| Excerpts from a figure dataset |
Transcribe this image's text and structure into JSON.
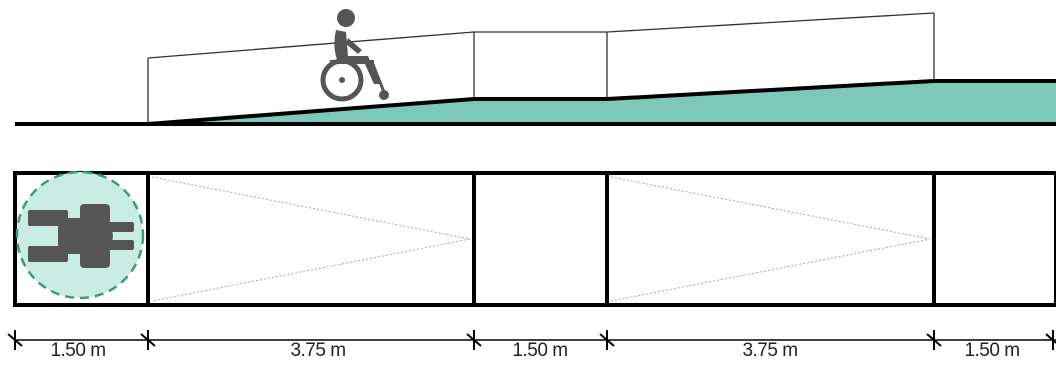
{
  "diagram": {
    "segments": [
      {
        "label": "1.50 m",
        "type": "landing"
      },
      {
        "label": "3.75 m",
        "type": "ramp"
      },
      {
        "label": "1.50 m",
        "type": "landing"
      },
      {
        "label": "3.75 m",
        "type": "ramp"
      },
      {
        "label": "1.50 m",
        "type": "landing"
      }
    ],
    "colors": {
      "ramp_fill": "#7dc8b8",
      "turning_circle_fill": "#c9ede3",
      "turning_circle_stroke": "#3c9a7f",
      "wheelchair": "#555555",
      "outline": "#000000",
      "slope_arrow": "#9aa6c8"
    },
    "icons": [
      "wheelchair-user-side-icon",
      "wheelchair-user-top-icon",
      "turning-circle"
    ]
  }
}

| EXERCISE DESCRIPTION |
Give all the entries again exactly, dropping each picture.

| TASK ANSWER |
Transcribe this image's text and structure into JSON.
{
  "diagram": {
    "segments": [
      {
        "label": "1.50 m",
        "type": "landing"
      },
      {
        "label": "3.75 m",
        "type": "ramp"
      },
      {
        "label": "1.50 m",
        "type": "landing"
      },
      {
        "label": "3.75 m",
        "type": "ramp"
      },
      {
        "label": "1.50 m",
        "type": "landing"
      }
    ],
    "colors": {
      "ramp_fill": "#7dc8b8",
      "turning_circle_fill": "#c9ede3",
      "turning_circle_stroke": "#3c9a7f",
      "wheelchair": "#555555",
      "outline": "#000000",
      "slope_arrow": "#9aa6c8"
    },
    "icons": [
      "wheelchair-user-side-icon",
      "wheelchair-user-top-icon",
      "turning-circle"
    ]
  }
}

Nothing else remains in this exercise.